• [Work instructions]: Read the listing and extract each line that includes the word "Строительство".
[START]
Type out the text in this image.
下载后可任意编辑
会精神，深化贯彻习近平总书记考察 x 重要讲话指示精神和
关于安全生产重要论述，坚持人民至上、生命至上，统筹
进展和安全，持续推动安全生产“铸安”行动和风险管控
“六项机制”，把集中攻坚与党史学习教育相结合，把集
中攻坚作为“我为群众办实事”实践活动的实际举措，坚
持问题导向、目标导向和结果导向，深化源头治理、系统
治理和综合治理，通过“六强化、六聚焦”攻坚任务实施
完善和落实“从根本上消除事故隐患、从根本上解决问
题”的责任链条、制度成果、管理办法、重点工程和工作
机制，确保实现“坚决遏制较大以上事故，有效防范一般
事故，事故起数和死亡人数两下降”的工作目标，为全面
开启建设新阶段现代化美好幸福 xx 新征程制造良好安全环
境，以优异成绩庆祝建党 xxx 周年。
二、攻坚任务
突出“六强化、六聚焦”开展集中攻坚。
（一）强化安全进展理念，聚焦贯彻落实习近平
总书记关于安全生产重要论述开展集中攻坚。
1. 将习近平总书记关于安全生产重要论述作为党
[END]
[START]
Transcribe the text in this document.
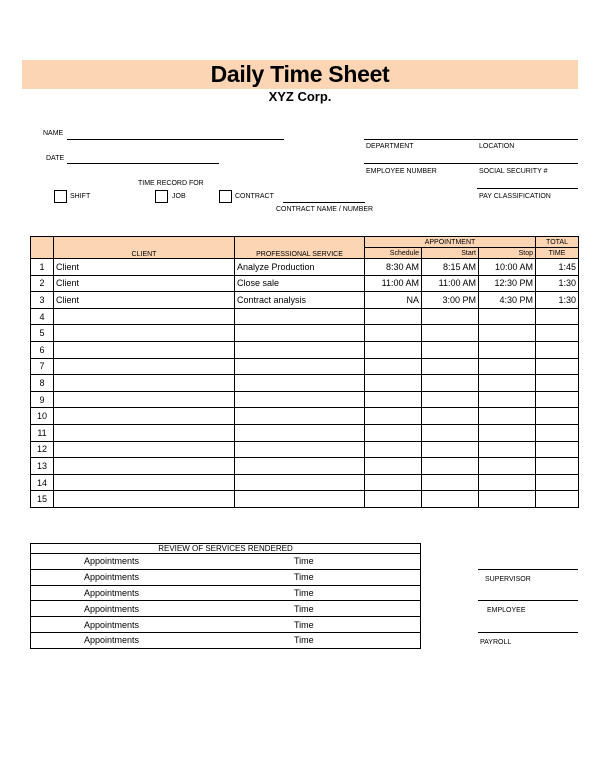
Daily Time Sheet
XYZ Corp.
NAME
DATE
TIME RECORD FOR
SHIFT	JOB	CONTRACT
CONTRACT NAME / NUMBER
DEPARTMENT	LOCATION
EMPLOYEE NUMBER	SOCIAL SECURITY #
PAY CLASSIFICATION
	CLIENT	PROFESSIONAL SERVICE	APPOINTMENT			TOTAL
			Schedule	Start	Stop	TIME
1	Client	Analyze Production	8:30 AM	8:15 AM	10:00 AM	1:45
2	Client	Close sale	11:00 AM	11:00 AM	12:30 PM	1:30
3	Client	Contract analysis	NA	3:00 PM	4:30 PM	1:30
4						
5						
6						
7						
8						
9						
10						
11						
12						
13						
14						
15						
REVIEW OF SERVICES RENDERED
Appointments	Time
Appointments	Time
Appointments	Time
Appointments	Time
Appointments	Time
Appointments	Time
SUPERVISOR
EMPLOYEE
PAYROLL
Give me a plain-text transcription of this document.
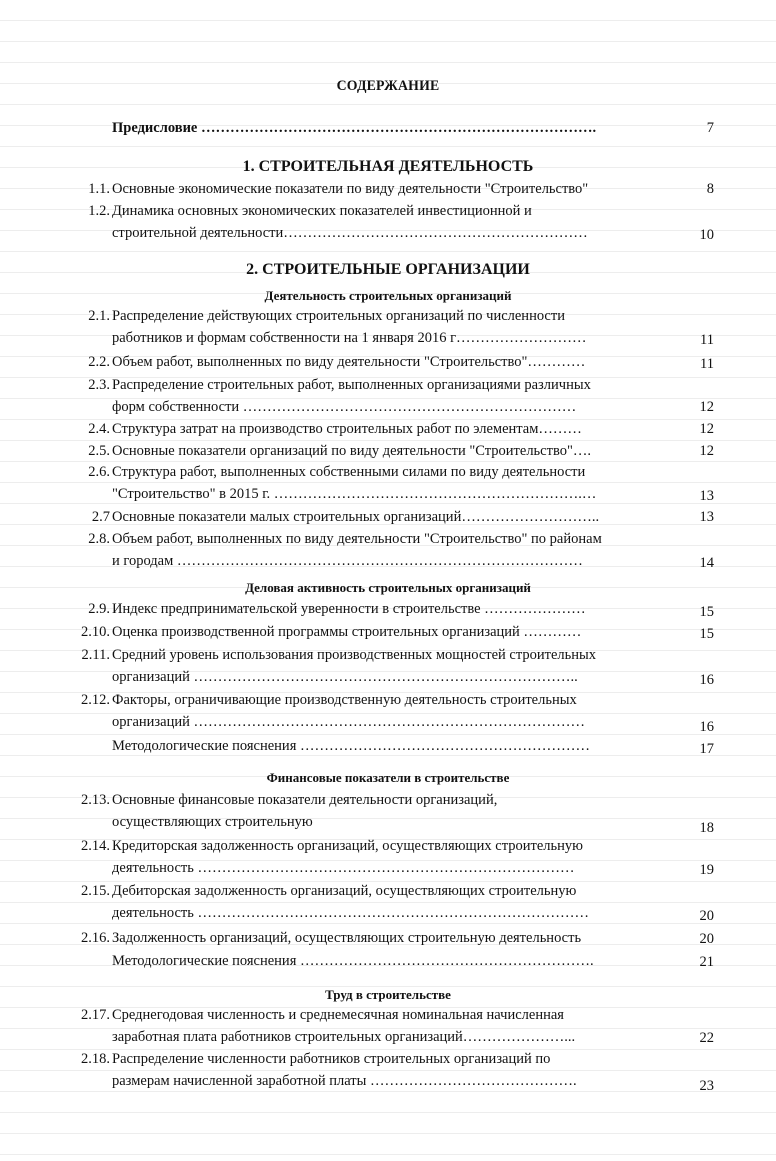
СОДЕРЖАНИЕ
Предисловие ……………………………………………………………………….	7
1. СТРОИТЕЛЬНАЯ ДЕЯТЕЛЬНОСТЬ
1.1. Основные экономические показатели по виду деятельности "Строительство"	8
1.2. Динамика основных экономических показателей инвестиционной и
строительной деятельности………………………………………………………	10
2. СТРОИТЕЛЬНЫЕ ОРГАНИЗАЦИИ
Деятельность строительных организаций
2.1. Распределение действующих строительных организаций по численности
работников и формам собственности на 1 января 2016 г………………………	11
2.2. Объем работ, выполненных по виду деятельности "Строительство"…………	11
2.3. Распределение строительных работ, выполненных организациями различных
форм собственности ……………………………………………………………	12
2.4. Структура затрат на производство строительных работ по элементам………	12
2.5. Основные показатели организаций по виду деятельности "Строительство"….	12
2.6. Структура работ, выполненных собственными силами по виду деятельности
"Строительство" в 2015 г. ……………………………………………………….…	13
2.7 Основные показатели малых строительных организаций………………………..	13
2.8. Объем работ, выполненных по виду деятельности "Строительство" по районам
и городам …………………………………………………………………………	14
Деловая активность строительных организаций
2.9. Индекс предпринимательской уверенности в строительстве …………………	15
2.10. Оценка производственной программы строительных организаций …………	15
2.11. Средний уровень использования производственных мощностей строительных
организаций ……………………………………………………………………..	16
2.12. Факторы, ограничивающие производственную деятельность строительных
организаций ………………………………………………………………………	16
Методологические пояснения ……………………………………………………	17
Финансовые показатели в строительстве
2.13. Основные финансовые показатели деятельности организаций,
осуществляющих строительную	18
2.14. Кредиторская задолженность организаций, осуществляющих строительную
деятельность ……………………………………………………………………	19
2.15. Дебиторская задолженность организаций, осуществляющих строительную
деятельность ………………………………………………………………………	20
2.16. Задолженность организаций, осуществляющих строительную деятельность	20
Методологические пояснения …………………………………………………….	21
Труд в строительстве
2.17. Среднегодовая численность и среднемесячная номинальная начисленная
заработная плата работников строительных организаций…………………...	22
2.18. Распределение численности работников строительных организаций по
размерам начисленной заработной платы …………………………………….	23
[END]
• [Task solution]:
1.1. Основные экономические показатели по виду деятельности "Строительство"	8
2.2. Объем работ, выполненных по виду деятельности "Строительство"…………	11
2.5. Основные показатели организаций по виду деятельности "Строительство"….	12
"Строительство" в 2015 г. ……………………………………………………….…	13
2.8. Объем работ, выполненных по виду деятельности "Строительство" по районам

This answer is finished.